- **What the exercise asks**
Check each line of the material. Copy those containing "prevent".
┄┄┄┄┄┄
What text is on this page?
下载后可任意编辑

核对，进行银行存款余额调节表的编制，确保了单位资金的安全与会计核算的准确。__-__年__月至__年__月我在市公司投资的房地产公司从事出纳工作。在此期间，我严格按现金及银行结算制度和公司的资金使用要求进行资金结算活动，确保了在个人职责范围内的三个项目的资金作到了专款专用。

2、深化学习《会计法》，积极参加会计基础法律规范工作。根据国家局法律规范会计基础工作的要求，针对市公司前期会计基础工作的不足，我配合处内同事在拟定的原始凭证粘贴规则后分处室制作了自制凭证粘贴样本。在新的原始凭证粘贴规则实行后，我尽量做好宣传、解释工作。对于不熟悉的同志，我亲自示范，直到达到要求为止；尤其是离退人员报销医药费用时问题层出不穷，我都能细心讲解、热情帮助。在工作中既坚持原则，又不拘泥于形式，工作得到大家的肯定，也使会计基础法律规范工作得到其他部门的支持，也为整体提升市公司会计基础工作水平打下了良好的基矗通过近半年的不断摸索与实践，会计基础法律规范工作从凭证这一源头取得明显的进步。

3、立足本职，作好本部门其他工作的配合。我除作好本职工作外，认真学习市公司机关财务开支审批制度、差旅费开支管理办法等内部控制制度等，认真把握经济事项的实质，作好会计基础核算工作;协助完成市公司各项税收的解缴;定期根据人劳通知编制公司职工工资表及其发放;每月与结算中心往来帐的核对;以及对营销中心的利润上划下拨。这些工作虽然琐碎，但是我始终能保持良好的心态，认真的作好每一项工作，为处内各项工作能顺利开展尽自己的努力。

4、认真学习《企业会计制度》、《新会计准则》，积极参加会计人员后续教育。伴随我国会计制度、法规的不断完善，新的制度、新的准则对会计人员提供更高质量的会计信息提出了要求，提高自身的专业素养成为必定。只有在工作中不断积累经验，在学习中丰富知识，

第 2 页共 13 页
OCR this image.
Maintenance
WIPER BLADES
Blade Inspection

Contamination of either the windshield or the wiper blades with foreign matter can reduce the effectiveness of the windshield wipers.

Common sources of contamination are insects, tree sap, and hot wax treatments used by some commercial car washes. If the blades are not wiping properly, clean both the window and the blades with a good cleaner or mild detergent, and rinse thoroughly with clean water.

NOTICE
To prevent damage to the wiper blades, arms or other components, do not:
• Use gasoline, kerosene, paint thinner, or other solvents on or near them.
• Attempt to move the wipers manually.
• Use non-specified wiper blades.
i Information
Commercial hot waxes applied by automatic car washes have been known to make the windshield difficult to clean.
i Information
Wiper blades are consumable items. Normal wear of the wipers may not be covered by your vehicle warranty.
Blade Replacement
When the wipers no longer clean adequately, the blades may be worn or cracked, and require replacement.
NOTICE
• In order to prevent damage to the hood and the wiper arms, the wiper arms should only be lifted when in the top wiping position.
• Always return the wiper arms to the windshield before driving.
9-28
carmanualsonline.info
┄┄┄┄┄┄
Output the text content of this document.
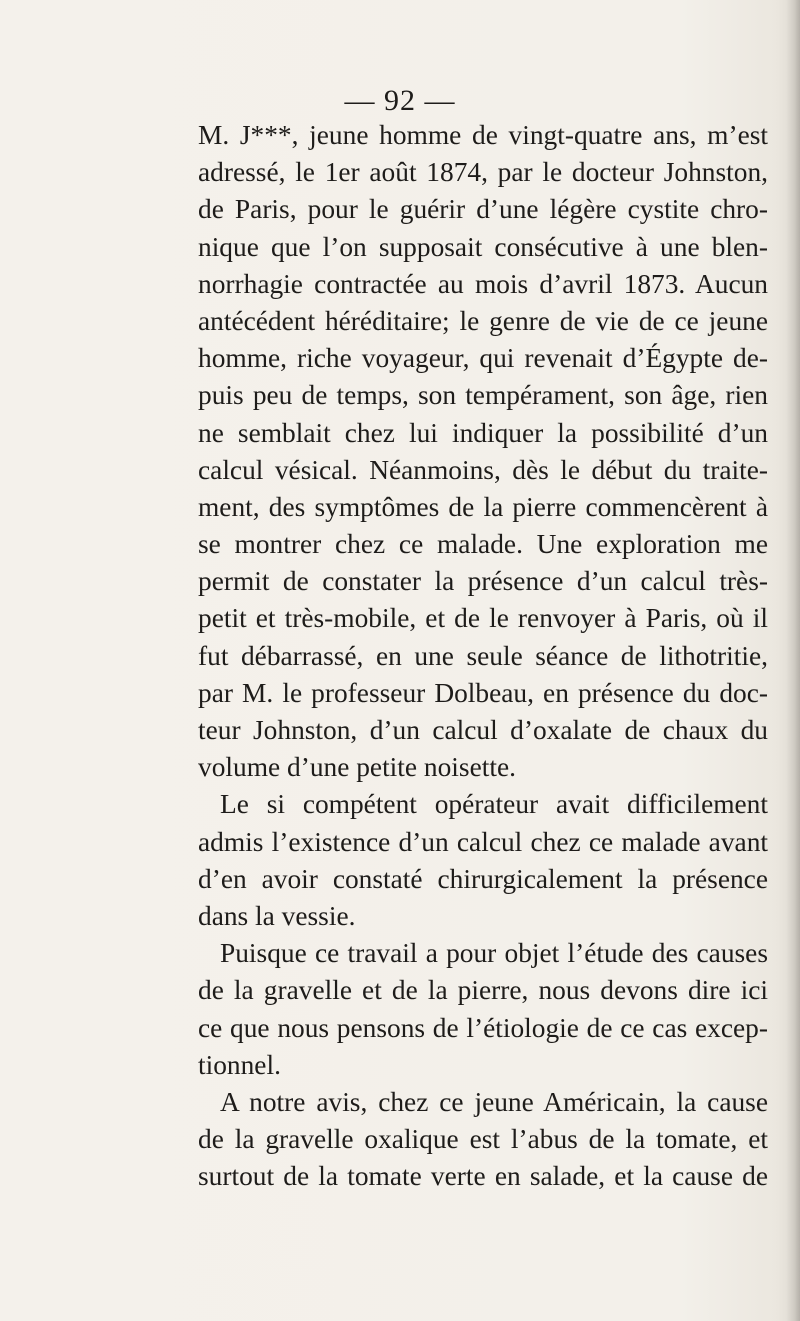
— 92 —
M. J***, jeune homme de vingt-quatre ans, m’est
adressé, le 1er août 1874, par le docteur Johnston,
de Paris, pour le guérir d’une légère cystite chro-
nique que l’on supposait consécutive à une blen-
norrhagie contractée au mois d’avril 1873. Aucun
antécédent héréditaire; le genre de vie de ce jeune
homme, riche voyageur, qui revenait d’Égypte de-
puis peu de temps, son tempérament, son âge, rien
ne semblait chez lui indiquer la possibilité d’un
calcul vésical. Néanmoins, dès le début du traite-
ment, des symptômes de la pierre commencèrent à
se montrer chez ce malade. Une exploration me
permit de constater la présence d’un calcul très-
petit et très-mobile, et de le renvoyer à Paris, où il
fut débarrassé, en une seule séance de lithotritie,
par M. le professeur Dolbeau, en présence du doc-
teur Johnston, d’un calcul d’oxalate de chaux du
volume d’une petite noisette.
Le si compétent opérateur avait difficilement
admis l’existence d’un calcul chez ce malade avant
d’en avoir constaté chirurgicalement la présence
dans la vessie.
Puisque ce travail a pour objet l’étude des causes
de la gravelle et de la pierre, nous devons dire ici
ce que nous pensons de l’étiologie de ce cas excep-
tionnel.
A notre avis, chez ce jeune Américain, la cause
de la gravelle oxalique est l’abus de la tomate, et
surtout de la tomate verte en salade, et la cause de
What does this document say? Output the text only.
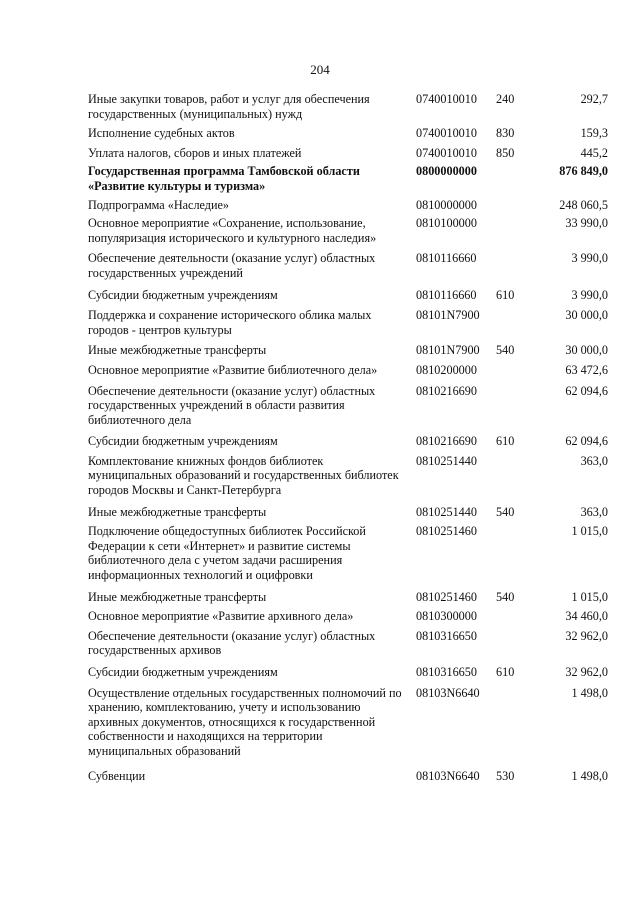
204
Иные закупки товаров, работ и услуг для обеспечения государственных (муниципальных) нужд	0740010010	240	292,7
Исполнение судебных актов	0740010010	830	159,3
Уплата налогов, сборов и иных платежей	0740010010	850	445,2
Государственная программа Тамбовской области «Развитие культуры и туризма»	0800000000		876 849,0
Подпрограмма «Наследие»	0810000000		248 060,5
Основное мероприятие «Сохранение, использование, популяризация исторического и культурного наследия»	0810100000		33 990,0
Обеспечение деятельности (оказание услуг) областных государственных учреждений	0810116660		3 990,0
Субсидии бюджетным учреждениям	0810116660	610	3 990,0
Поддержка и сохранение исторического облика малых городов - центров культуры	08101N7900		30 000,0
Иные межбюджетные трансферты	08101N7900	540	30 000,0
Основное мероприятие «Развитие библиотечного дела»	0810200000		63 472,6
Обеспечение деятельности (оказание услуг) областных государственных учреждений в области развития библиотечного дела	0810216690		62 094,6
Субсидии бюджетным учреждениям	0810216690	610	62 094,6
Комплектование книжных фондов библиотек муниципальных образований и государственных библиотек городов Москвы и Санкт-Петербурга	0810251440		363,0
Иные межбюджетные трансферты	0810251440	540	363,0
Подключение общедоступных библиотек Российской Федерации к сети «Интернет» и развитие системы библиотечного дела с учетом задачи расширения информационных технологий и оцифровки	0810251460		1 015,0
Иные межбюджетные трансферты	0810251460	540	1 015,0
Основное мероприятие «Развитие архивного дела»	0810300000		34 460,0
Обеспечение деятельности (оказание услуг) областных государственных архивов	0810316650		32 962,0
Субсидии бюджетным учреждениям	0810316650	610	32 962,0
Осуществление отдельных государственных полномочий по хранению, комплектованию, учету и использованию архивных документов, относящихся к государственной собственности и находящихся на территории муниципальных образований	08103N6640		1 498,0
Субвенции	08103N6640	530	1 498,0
┄┄┄┄┄┄
- **Solution to this problem**
To prevent damage to the wiper blades, arms or other components, do not:
• In order to prevent damage to the hood and the wiper arms, the wiper arms should only be lifted when in the top wiping position.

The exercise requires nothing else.